> [RECORDS FOR PROCESSING]
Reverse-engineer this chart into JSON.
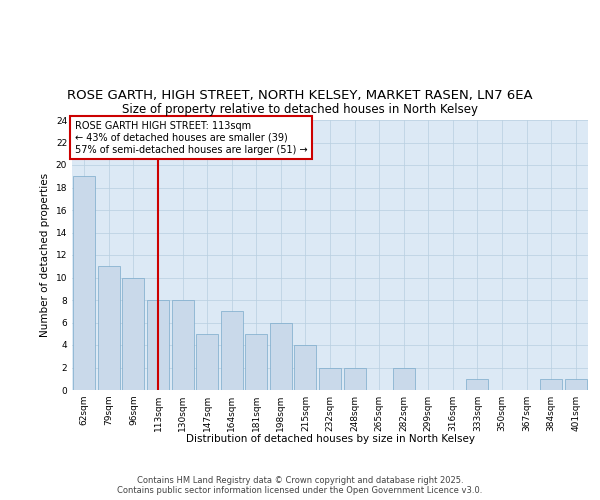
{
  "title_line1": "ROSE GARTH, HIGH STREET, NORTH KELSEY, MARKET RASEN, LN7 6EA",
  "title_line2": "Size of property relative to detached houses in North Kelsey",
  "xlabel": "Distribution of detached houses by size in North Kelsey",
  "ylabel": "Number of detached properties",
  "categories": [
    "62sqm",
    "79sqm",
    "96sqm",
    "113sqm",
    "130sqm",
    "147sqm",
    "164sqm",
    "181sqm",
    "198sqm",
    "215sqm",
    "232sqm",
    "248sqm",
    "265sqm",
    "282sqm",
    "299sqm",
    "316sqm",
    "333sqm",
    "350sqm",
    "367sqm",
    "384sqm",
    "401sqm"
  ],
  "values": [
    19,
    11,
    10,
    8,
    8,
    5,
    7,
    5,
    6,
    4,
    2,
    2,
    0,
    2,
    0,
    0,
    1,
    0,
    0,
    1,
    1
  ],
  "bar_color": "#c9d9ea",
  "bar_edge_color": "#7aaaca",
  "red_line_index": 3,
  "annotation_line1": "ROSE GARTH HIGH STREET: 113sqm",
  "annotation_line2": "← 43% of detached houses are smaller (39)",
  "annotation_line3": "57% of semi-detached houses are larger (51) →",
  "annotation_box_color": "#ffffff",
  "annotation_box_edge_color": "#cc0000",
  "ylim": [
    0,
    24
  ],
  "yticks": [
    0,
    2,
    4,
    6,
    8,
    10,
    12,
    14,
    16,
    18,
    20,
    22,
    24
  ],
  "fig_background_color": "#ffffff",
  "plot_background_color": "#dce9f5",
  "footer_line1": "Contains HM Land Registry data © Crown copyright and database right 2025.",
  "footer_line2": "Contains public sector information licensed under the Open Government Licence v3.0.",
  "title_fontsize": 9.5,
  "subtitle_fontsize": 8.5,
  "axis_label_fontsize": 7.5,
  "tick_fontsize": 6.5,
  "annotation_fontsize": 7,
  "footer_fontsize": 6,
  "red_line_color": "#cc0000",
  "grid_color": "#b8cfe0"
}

> [OBJECTIVE]
Copy the data word for word. Pictures do not go in the copy.

> [EXERCISE RESPONSE]
Reverse-engineer this chart into JSON.
{
  "title_line1": "ROSE GARTH, HIGH STREET, NORTH KELSEY, MARKET RASEN, LN7 6EA",
  "title_line2": "Size of property relative to detached houses in North Kelsey",
  "xlabel": "Distribution of detached houses by size in North Kelsey",
  "ylabel": "Number of detached properties",
  "categories": [
    "62sqm",
    "79sqm",
    "96sqm",
    "113sqm",
    "130sqm",
    "147sqm",
    "164sqm",
    "181sqm",
    "198sqm",
    "215sqm",
    "232sqm",
    "248sqm",
    "265sqm",
    "282sqm",
    "299sqm",
    "316sqm",
    "333sqm",
    "350sqm",
    "367sqm",
    "384sqm",
    "401sqm"
  ],
  "values": [
    19,
    11,
    10,
    8,
    8,
    5,
    7,
    5,
    6,
    4,
    2,
    2,
    0,
    2,
    0,
    0,
    1,
    0,
    0,
    1,
    1
  ],
  "bar_color": "#c9d9ea",
  "bar_edge_color": "#7aaaca",
  "red_line_index": 3,
  "annotation_line1": "ROSE GARTH HIGH STREET: 113sqm",
  "annotation_line2": "← 43% of detached houses are smaller (39)",
  "annotation_line3": "57% of semi-detached houses are larger (51) →",
  "annotation_box_color": "#ffffff",
  "annotation_box_edge_color": "#cc0000",
  "ylim": [
    0,
    24
  ],
  "yticks": [
    0,
    2,
    4,
    6,
    8,
    10,
    12,
    14,
    16,
    18,
    20,
    22,
    24
  ],
  "fig_background_color": "#ffffff",
  "plot_background_color": "#dce9f5",
  "footer_line1": "Contains HM Land Registry data © Crown copyright and database right 2025.",
  "footer_line2": "Contains public sector information licensed under the Open Government Licence v3.0.",
  "title_fontsize": 9.5,
  "subtitle_fontsize": 8.5,
  "axis_label_fontsize": 7.5,
  "tick_fontsize": 6.5,
  "annotation_fontsize": 7,
  "footer_fontsize": 6,
  "red_line_color": "#cc0000",
  "grid_color": "#b8cfe0"
}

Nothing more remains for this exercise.